__Aim__
Print the records again, character for character.

[Structured figure records]
+++++

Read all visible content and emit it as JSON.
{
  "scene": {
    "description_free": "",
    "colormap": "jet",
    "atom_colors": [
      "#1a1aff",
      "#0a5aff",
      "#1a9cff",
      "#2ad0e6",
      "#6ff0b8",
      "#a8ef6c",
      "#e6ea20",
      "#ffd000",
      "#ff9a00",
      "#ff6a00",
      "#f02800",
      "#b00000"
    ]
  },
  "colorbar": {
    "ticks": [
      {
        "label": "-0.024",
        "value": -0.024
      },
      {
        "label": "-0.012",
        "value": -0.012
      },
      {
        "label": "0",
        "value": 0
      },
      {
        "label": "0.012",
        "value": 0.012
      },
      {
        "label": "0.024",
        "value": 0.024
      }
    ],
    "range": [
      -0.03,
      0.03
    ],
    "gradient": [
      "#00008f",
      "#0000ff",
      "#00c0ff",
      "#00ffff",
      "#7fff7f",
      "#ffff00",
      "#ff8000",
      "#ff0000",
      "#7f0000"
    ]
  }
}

+++++

__Solution for this task__
Read all visible content and emit it as JSON.
{
  "scene": {
    "description_free": "",
    "colormap": "jet",
    "atom_colors": [
      "#1a1aff",
      "#0a5aff",
      "#1a9cff",
      "#2ad0e6",
      "#6ff0b8",
      "#a8ef6c",
      "#e6ea20",
      "#ffd000",
      "#ff9a00",
      "#ff6a00",
      "#f02800",
      "#b00000"
    ]
  },
  "colorbar": {
    "ticks": [
      {
        "label": "-0.024",
        "value": -0.024
      },
      {
        "label": "-0.012",
        "value": -0.012
      },
      {
        "label": "0",
        "value": 0
      },
      {
        "label": "0.012",
        "value": 0.012
      },
      {
        "label": "0.024",
        "value": 0.024
      }
    ],
    "range": [
      -0.03,
      0.03
    ],
    "gradient": [
      "#00008f",
      "#0000ff",
      "#00c0ff",
      "#00ffff",
      "#7fff7f",
      "#ffff00",
      "#ff8000",
      "#ff0000",
      "#7f0000"
    ]
  }
}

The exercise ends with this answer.